PROBLEM TO SOLVE:
Can you give every line of the rows below as a Markdown table with the columns No. and Line, putting a row number under No. and the line under Line? Skip blank lines, and leave the pictures out of your answer.

Start of DATASET ROWS

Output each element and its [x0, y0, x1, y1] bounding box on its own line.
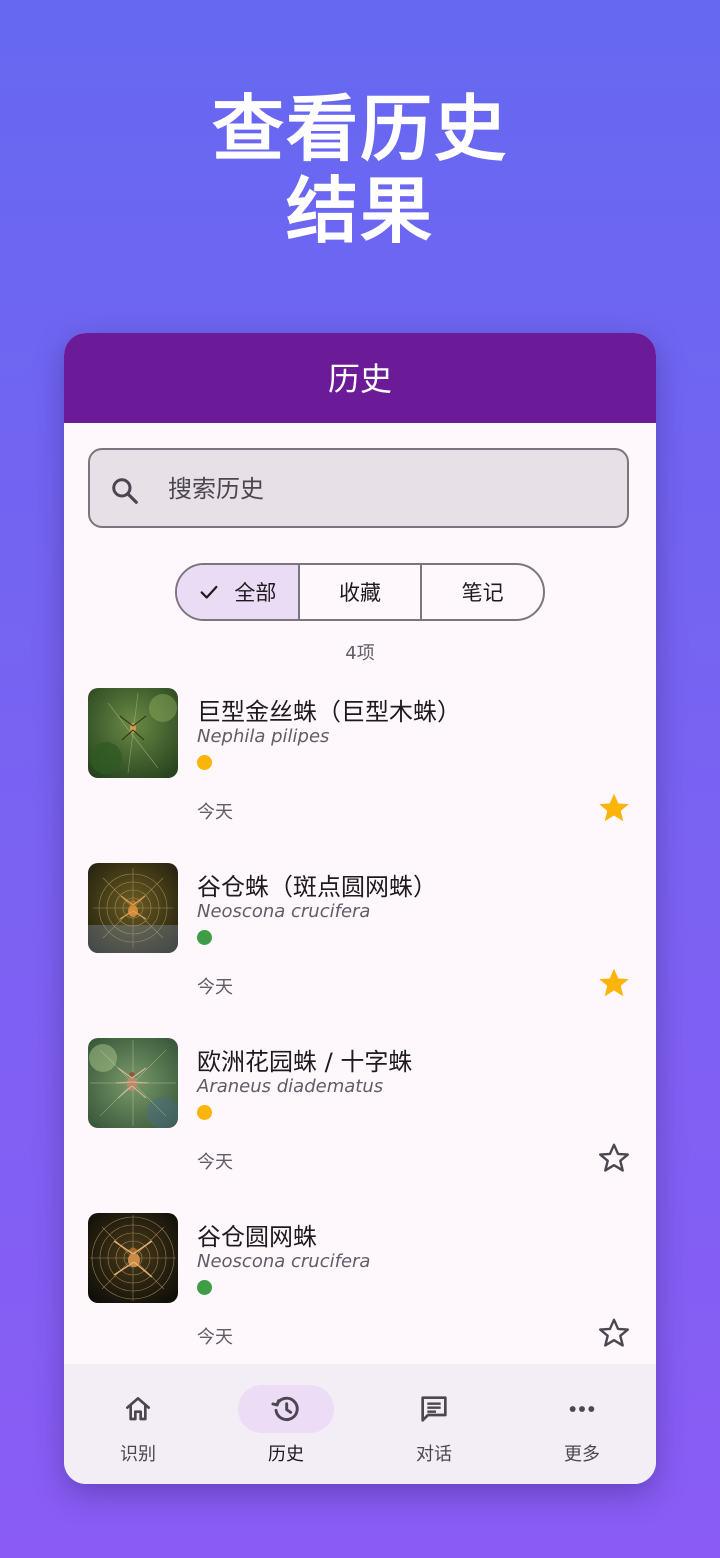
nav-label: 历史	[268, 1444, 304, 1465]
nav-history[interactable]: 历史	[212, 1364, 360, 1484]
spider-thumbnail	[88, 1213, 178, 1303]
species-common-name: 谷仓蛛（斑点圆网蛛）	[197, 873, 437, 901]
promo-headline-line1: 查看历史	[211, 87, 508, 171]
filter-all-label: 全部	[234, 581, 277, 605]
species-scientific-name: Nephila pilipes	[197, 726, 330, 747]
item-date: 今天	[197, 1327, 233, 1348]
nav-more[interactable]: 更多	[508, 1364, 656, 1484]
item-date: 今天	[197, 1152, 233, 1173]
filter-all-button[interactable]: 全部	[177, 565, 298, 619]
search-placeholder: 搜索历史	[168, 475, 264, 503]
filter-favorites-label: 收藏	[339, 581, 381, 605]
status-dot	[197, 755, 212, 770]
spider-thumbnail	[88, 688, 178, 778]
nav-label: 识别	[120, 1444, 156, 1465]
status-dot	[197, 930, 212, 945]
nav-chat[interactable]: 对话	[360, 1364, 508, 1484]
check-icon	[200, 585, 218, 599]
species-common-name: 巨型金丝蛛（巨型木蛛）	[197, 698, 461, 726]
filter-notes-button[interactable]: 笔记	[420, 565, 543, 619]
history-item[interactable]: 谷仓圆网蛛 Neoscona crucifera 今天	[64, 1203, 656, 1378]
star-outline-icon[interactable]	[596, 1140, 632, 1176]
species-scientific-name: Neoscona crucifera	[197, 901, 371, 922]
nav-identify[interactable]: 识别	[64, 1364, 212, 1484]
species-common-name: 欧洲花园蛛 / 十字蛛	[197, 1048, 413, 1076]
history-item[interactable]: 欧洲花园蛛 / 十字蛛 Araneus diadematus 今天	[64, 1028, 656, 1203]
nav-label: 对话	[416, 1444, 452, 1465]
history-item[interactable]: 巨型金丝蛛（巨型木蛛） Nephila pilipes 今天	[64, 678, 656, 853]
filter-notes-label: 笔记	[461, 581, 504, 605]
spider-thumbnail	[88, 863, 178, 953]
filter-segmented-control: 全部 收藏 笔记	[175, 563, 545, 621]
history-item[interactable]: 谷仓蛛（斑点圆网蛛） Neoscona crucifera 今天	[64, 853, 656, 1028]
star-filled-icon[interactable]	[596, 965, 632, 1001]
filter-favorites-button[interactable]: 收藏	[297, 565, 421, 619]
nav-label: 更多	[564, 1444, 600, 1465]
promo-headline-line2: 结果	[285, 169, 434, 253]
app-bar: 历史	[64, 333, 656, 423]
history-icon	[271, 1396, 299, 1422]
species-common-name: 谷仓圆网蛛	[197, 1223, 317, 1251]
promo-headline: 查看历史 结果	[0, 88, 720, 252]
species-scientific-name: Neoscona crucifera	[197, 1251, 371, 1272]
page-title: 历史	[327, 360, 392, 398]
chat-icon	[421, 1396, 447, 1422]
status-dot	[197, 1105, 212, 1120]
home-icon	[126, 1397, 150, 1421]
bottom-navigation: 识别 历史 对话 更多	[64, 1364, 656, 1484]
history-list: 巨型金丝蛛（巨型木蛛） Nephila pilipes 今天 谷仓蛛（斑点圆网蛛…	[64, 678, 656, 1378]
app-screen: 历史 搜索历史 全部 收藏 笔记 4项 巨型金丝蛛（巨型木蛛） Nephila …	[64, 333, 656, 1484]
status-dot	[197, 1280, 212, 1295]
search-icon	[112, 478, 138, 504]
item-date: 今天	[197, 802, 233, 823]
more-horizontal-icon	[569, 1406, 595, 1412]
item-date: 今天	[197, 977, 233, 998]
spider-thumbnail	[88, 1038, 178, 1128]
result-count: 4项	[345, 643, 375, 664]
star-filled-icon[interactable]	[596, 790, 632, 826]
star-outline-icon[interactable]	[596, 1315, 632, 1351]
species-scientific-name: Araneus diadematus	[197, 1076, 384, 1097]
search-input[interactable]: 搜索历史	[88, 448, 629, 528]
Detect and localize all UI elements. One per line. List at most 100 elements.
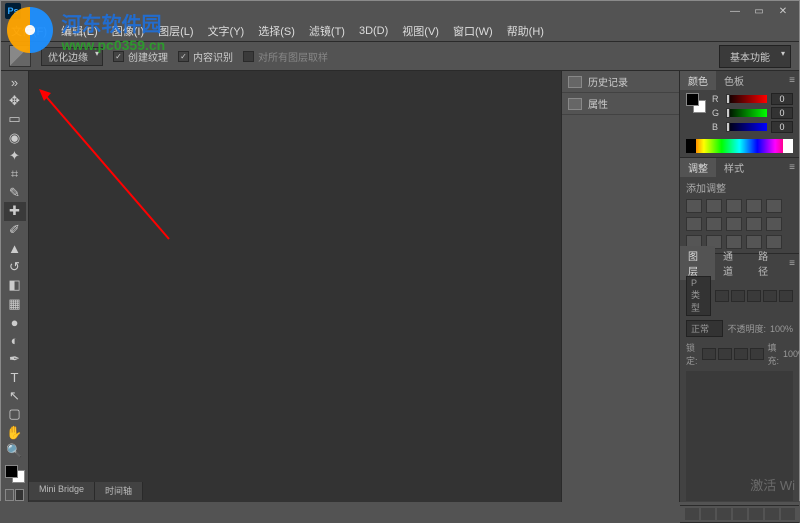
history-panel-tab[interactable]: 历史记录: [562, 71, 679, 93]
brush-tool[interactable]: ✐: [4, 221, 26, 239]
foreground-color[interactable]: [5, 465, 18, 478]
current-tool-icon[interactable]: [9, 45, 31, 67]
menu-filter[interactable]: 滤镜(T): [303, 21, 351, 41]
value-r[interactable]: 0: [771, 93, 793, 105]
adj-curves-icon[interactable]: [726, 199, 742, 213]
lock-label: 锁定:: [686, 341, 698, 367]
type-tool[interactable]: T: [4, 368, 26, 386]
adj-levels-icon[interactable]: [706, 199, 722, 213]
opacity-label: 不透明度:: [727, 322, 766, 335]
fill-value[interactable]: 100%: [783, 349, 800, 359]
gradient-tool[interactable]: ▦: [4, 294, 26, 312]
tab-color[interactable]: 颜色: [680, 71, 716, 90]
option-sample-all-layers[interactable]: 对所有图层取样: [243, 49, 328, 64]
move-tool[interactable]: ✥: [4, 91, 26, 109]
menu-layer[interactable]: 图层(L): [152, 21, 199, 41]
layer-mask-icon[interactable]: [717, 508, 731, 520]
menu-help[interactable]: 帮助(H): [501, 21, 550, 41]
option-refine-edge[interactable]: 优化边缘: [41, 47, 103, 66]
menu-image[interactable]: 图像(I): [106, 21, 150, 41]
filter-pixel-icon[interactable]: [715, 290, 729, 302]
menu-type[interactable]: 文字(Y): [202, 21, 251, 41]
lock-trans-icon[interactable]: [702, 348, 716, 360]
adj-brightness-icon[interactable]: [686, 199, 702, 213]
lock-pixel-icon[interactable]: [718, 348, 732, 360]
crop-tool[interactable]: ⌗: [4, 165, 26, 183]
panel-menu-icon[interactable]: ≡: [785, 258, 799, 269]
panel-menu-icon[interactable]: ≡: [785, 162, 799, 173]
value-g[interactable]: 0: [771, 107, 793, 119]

End of DATASET ROWS

EXPECTED OUTPUT:
| No. | Line |
|---|---|
| 1 | Output each element and its [x0, y0, x1, y1] bounding box on its own line. |
| 2 | nav-label: 历史	[268, 1444, 304, 1465] |
| 3 | nav-history[interactable]: 历史	[212, 1364, 360, 1484] |
| 4 | spider-thumbnail	[88, 1213, 178, 1303] |
| 5 | species-common-name: 谷仓蛛（斑点圆网蛛）	[197, 873, 437, 901] |
| 6 | promo-headline-line1: 查看历史	[211, 87, 508, 171] |
| 7 | filter-all-label: 全部	[234, 581, 277, 605] |
| 8 | species-scientific-name: Nephila pilipes	[197, 726, 330, 747] |
| 9 | item-date: 今天	[197, 1327, 233, 1348] |
| 10 | nav-more[interactable]: 更多	[508, 1364, 656, 1484] |
| 11 | item-date: 今天	[197, 1152, 233, 1173] |
| 12 | filter-all-button[interactable]: 全部	[177, 565, 298, 619] |
| 13 | search-placeholder: 搜索历史	[168, 475, 264, 503] |
| 14 | filter-favorites-label: 收藏	[339, 581, 381, 605] |
| 15 | status-dot	[197, 755, 212, 770] |
| 16 | spider-thumbnail	[88, 688, 178, 778] |
| 17 | nav-label: 识别	[120, 1444, 156, 1465] |
| 18 | status-dot	[197, 930, 212, 945] |
| 19 | nav-chat[interactable]: 对话	[360, 1364, 508, 1484] |
| 20 | check-icon	[200, 585, 218, 599] |
| 21 | species-common-name: 巨型金丝蛛（巨型木蛛）	[197, 698, 461, 726] |
| 22 | filter-notes-button[interactable]: 笔记	[420, 565, 543, 619] |
| 23 | history-item[interactable]: 谷仓圆网蛛 Neoscona crucifera 今天	[64, 1203, 656, 1378] |
| 24 | star-outline-icon[interactable]	[596, 1140, 632, 1176] |
| 25 | species-scientific-name: Neoscona crucifera	[197, 901, 371, 922] |
| 26 | nav-identify[interactable]: 识别	[64, 1364, 212, 1484] |
| 27 | species-common-name: 欧洲花园蛛 / 十字蛛	[197, 1048, 413, 1076] |
| 28 | history-item[interactable]: 欧洲花园蛛 / 十字蛛 Araneus diadematus 今天	[64, 1028, 656, 1203] |
| 29 | nav-label: 对话	[416, 1444, 452, 1465] |
| 30 | history-item[interactable]: 巨型金丝蛛（巨型木蛛） Nephila pilipes 今天	[64, 678, 656, 853] |
| 31 | filter-notes-label: 笔记	[461, 581, 504, 605] |
| 32 | spider-thumbnail	[88, 863, 178, 953] |
| 33 | filter-segmented-control: 全部 收藏 笔记	[175, 563, 545, 621] |
| 34 | history-item[interactable]: 谷仓蛛（斑点圆网蛛） Neoscona crucifera 今天	[64, 853, 656, 1028] |
| 35 | star-filled-icon[interactable]	[596, 965, 632, 1001] |
| 36 | filter-favorites-button[interactable]: 收藏	[297, 565, 421, 619] |
| 37 | nav-label: 更多	[564, 1444, 600, 1465] |
| 38 | promo-headline-line2: 结果	[285, 169, 434, 253] |
| 39 | app-bar: 历史	[64, 333, 656, 423] |
| 40 | history-icon	[271, 1396, 299, 1422] |
| 41 | species-common-name: 谷仓圆网蛛	[197, 1223, 317, 1251] |
| 42 | promo-headline: 查看历史 结果	[0, 88, 720, 252] |
| 43 | species-scientific-name: Neoscona crucifera	[197, 1251, 371, 1272] |
| 44 | page-title: 历史	[327, 360, 392, 398] |
| 45 | chat-icon	[421, 1396, 447, 1422] |
| 46 | status-dot	[197, 1105, 212, 1120] |
| 47 | home-icon	[126, 1397, 150, 1421] |
| 48 | bottom-navigation: 识别 历史 对话 更多	[64, 1364, 656, 1484] |
| 49 | history-list: 巨型金丝蛛（巨型木蛛） Nephila pilipes 今天 谷仓蛛（斑点圆网蛛…	[64, 678, 656, 1378] |
| 50 | app-screen: 历史 搜索历史 全部 收藏 笔记 4项 巨型金丝蛛（巨型木蛛） Nephila …	[64, 333, 656, 1484] |
| 51 | status-dot	[197, 1280, 212, 1295] |
| 52 | search-icon	[112, 478, 138, 504] |
| 53 | item-date: 今天	[197, 802, 233, 823] |
| 54 | more-horizontal-icon	[569, 1406, 595, 1412] |
| 55 | item-date: 今天	[197, 977, 233, 998] |
| 56 | spider-thumbnail	[88, 1038, 178, 1128] |
| 57 | result-count: 4项	[345, 643, 375, 664] |
| 58 | star-filled-icon[interactable]	[596, 790, 632, 826] |
| 59 | star-outline-icon[interactable]	[596, 1315, 632, 1351] |
| 60 | species-scientific-name: Araneus diadematus	[197, 1076, 384, 1097] |
| 61 | search-input[interactable]: 搜索历史	[88, 448, 629, 528] |
| 62 | Detect and localize all UI elements. One per line. List at most 100 elements. |
| 63 | history-panel-tab[interactable]: 历史记录: [562, 71, 679, 93] |
| 64 | brush-tool[interactable]: ✐: [4, 221, 26, 239] |
| 65 | foreground-color[interactable]: [5, 465, 18, 478] |
| 66 | current-tool-icon[interactable]: [9, 45, 31, 67] |
| 67 | menu-filter[interactable]: 滤镜(T): [303, 21, 351, 41] |
| 68 | value-r[interactable]: 0: [771, 93, 793, 105] |
| 69 | adj-curves-icon[interactable]: [726, 199, 742, 213] |
| 70 | lock-label: 锁定:: [686, 341, 698, 367] |
| 71 | type-tool[interactable]: T: [4, 368, 26, 386] |
| 72 | adj-levels-icon[interactable]: [706, 199, 722, 213] |
| 73 | opacity-label: 不透明度:: [727, 322, 766, 335] |
| 74 | fill-value[interactable]: 100%: [783, 349, 800, 359] |
| 75 | gradient-tool[interactable]: ▦: [4, 294, 26, 312] |
| 76 | tab-color[interactable]: 颜色: [680, 71, 716, 90] |
| 77 | option-sample-all-layers[interactable]: 对所有图层取样: [243, 49, 328, 64] |
| 78 | move-tool[interactable]: ✥: [4, 91, 26, 109] |
| 79 | menu-layer[interactable]: 图层(L): [152, 21, 199, 41] |
| 80 | layer-mask-icon[interactable]: [717, 508, 731, 520] |
| 81 | menu-help[interactable]: 帮助(H): [501, 21, 550, 41] |
| 82 | option-refine-edge[interactable]: 优化边缘: [41, 47, 103, 66] |
| 83 | menu-image[interactable]: 图像(I): [106, 21, 150, 41] |
| 84 | filter-pixel-icon[interactable]: [715, 290, 729, 302] |
| 85 | menu-type[interactable]: 文字(Y): [202, 21, 251, 41] |
| 86 | lock-trans-icon[interactable]: [702, 348, 716, 360] |
| 87 | adj-brightness-icon[interactable]: [686, 199, 702, 213] |
| 88 | lock-pixel-icon[interactable]: [718, 348, 732, 360] |
| 89 | crop-tool[interactable]: ⌗: [4, 165, 26, 183] |
| 90 | panel-menu-icon[interactable]: ≡: [785, 258, 799, 269] |
| 91 | panel-menu-icon[interactable]: ≡: [785, 162, 799, 173] |
| 92 | value-g[interactable]: 0: [771, 107, 793, 119] |